Task to complete: Provide only the number of lines in the records below that include "Total".
== Provided records ==
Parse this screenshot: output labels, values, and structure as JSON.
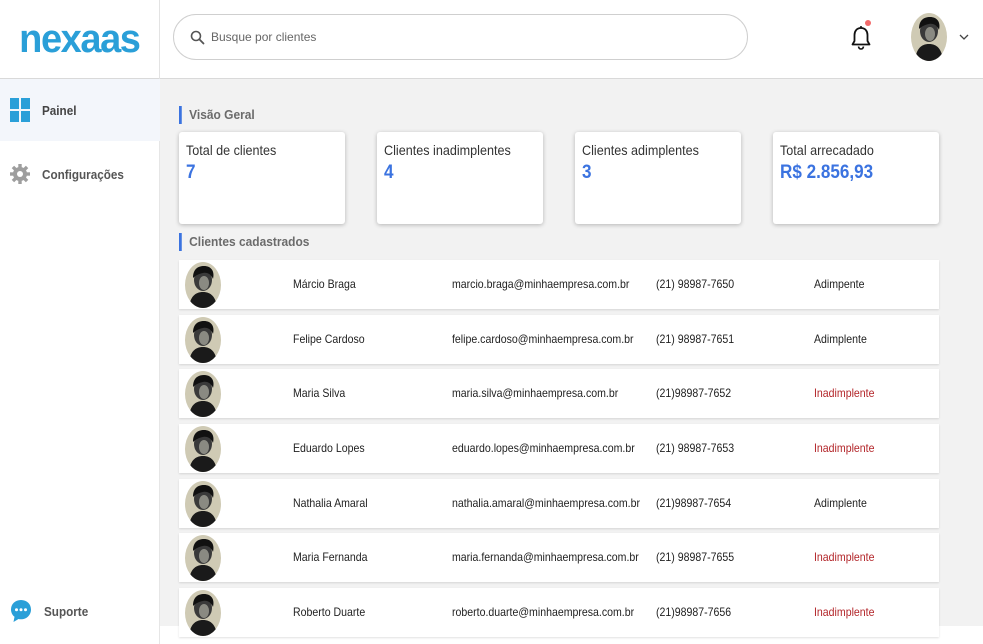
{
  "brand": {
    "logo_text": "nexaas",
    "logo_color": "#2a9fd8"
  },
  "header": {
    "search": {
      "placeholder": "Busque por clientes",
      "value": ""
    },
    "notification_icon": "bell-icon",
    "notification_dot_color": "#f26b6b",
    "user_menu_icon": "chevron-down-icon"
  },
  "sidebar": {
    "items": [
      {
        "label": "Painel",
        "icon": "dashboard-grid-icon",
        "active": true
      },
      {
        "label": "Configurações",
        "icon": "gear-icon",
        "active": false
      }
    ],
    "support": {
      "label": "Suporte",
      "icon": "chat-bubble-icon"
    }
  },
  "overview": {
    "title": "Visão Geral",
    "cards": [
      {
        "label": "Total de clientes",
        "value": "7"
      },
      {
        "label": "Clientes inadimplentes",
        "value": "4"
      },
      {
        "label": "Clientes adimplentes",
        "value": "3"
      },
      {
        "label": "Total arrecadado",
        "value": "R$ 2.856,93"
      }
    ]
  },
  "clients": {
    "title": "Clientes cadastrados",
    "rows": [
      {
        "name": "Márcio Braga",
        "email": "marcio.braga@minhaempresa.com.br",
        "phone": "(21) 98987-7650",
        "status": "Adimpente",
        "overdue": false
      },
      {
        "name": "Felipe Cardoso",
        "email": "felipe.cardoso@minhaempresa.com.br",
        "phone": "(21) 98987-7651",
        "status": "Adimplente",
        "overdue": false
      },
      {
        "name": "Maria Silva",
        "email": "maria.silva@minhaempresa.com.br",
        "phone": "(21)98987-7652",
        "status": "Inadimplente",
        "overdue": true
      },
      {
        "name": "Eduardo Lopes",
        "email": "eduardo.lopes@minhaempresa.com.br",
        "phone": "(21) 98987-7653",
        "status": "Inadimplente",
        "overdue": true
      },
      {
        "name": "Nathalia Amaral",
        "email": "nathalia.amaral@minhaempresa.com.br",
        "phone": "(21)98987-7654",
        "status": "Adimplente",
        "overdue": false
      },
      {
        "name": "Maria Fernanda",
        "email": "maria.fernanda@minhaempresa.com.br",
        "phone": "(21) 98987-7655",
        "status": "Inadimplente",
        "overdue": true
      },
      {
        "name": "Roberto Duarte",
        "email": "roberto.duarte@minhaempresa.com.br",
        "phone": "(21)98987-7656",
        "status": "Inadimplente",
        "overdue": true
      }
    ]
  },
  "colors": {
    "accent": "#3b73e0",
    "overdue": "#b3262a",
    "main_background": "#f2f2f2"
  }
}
===
Correct response: 2